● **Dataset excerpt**
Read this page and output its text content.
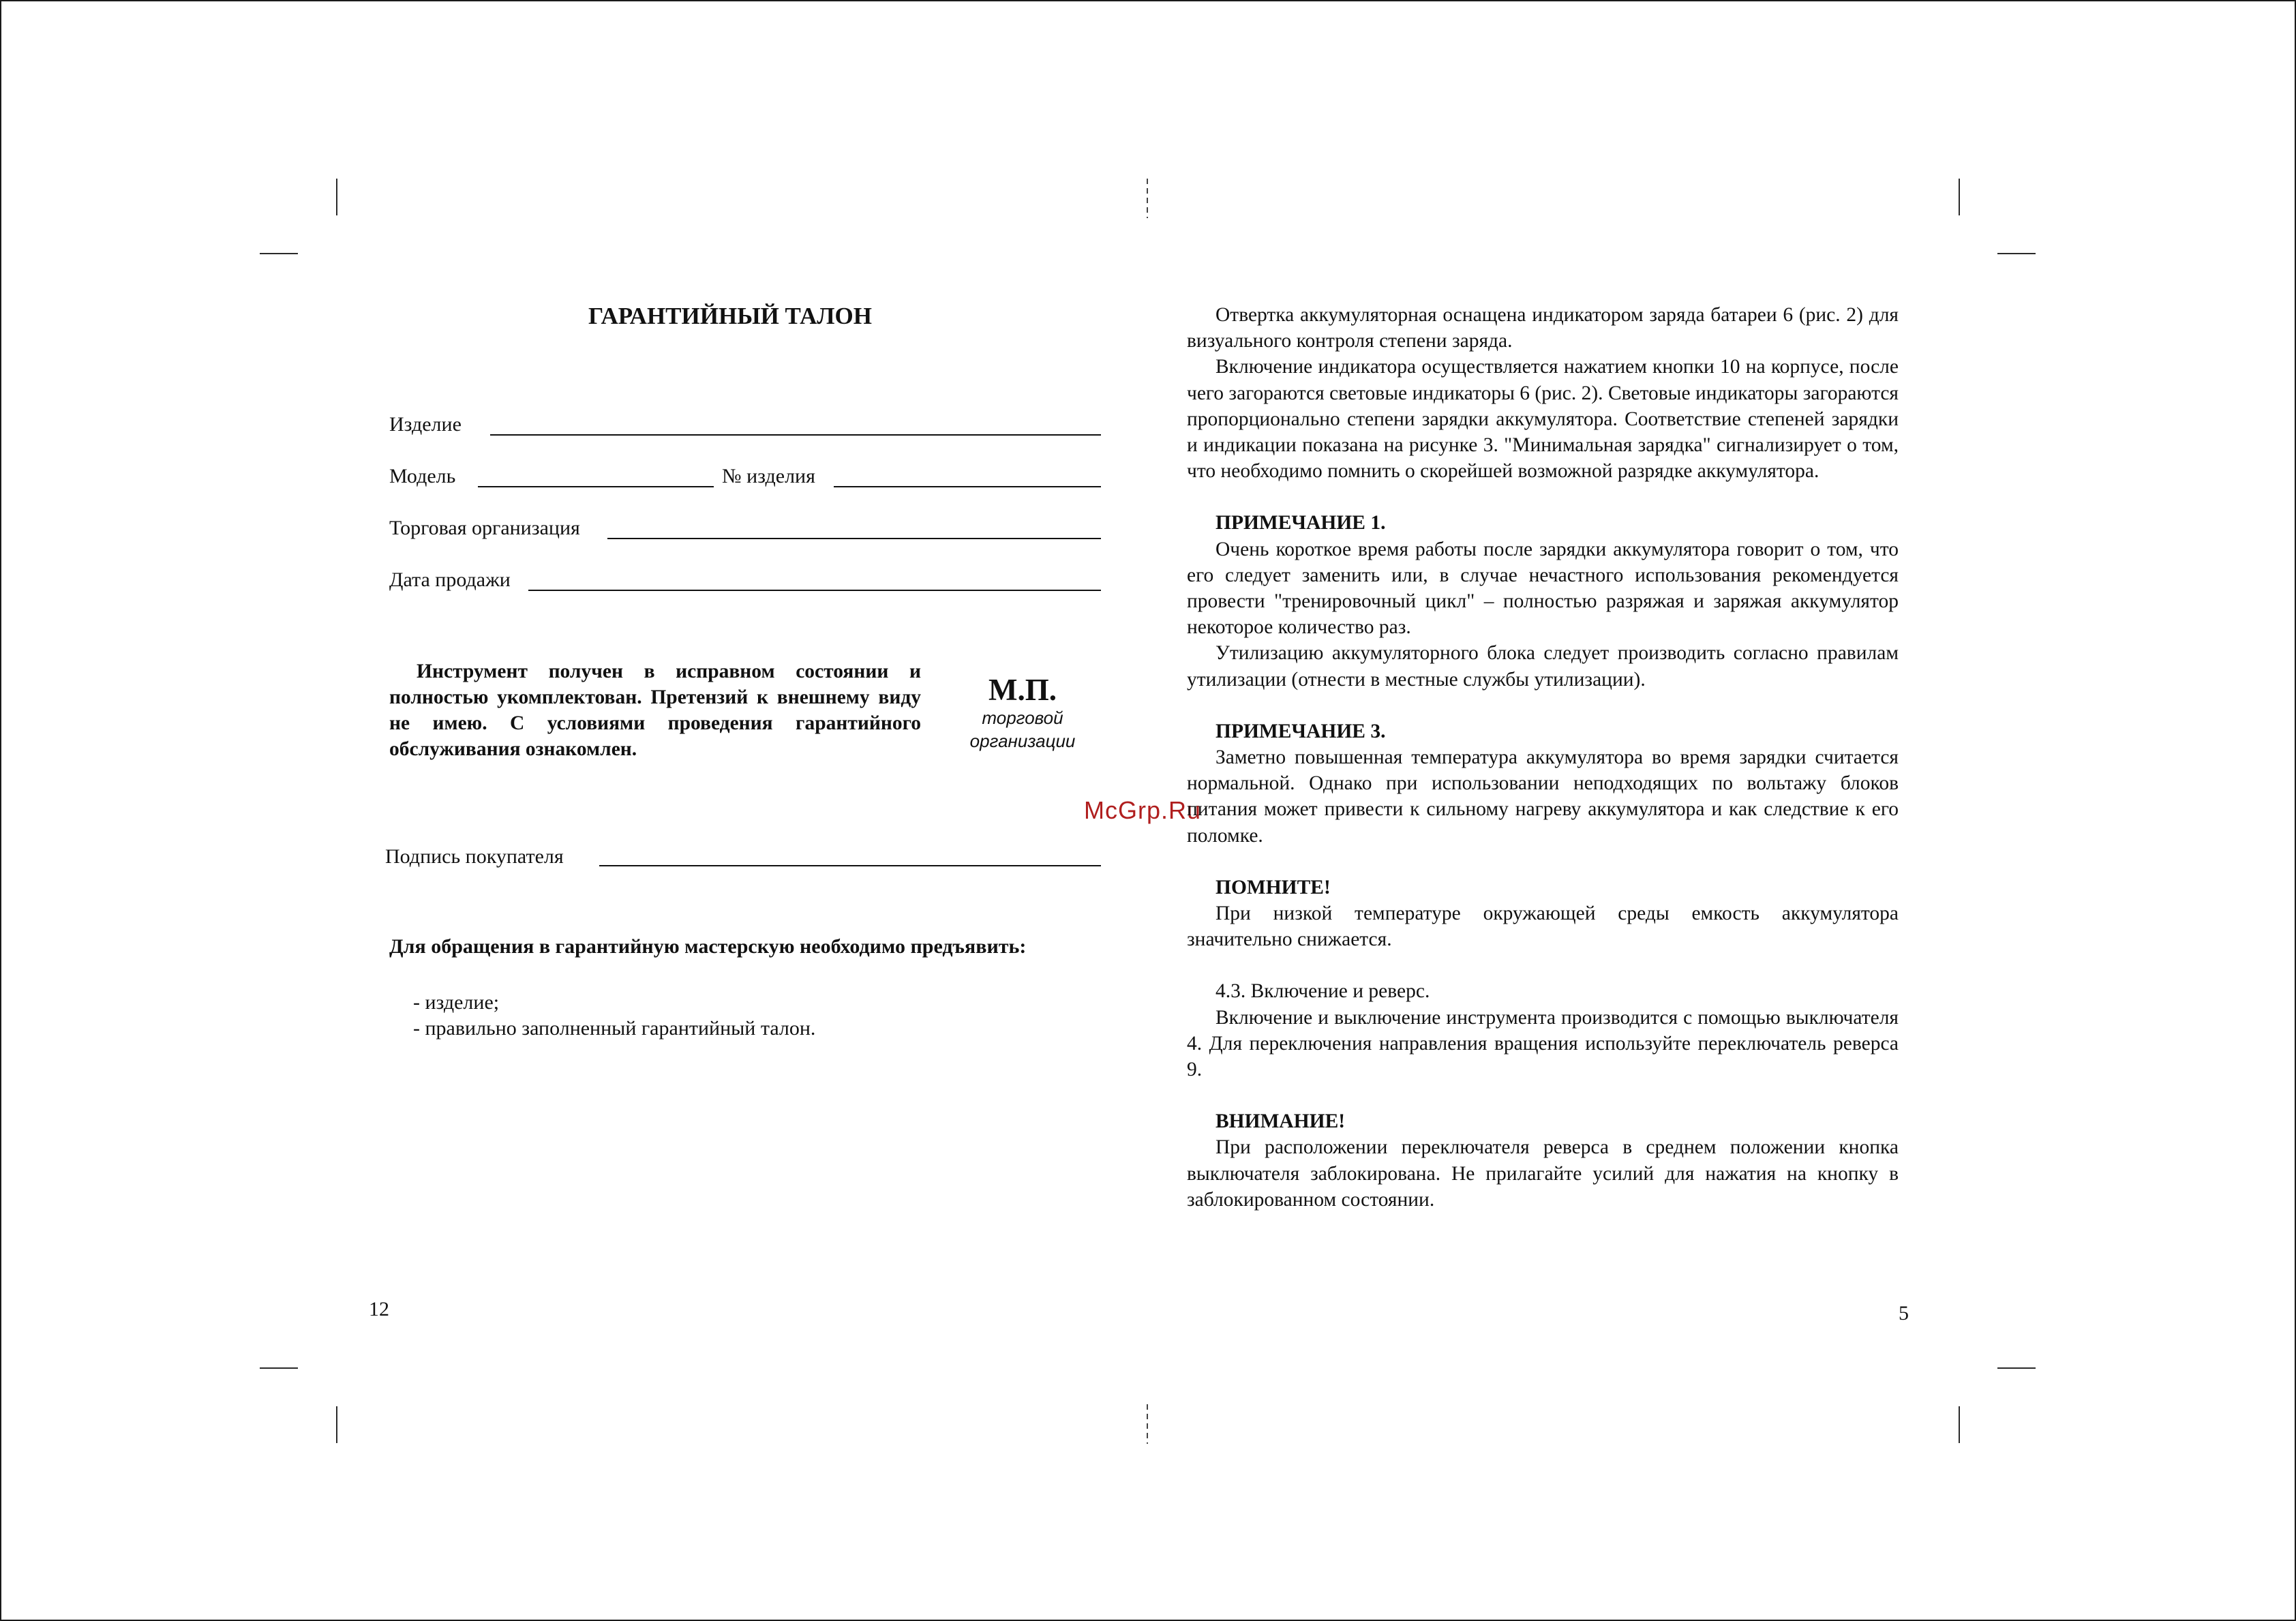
ГАРАНТИЙНЫЙ ТАЛОН
Изделие
Модель	№ изделия
Торговая организация
Дата продажи

Инструмент получен в исправном состоянии и полностью укомплектован. Претензий к внешнему виду не имею. С условиями проведения гарантийного обслуживания ознакомлен.

М.П.
торговой
организации
McGrp.Ru
Подпись покупателя
Для обращения в гарантийную мастерскую необходимо предъявить:
- изделие;
- правильно заполненный гарантийный талон.
12

Отвертка аккумуляторная оснащена индикатором заряда батареи 6 (рис. 2) для визуального контроля степени заряда.

Включение индикатора осуществляется нажатием кнопки 10 на корпусе, после чего загораются световые индикаторы 6 (рис. 2). Световые индикаторы загораются пропорционально степени зарядки аккумулятора. Соответствие степеней зарядки и индикации показана на рисунке 3. "Минимальная зарядка" сигнализирует о том, что необходимо помнить о скорейшей возможной разрядке аккумулятора.

ПРИМЕЧАНИЕ 1.

Очень короткое время работы после зарядки аккумулятора говорит о том, что его следует заменить или, в случае нечастного использования рекомендуется провести "тренировочный цикл" – полностью разряжая и заряжая аккумулятор некоторое количество раз.

Утилизацию аккумуляторного блока следует производить согласно правилам утилизации (отнести в местные службы утилизации).

ПРИМЕЧАНИЕ 3.

Заметно повышенная температура аккумулятора во время зарядки считается нормальной. Однако при использовании неподходящих по вольтажу блоков питания может привести к сильному нагреву аккумулятора и как следствие к его поломке.

ПОМНИТЕ!

При низкой температуре окружающей среды емкость аккумулятора значительно снижается.

4.3. Включение и реверс.

Включение и выключение инструмента производится с помощью выключателя 4. Для переключения направления вращения используйте переключатель реверса 9.

ВНИМАНИЕ!

При расположении переключателя реверса в среднем положении кнопка выключателя заблокирована. Не прилагайте усилий для нажатия на кнопку в заблокированном состоянии.

5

● **REQUEST**
In the lines above, locate the string "состоянии". Copy every line where it occurs.

● **CORRECT OUTPUT**
Инструмент получен в исправном состоянии и полностью укомплектован. Претензий к внешнему виду не имею. С условиями проведения гарантийного обслуживания ознакомлен.
При расположении переключателя реверса в среднем положении кнопка выключателя заблокирована. Не прилагайте усилий для нажатия на кнопку в заблокированном состоянии.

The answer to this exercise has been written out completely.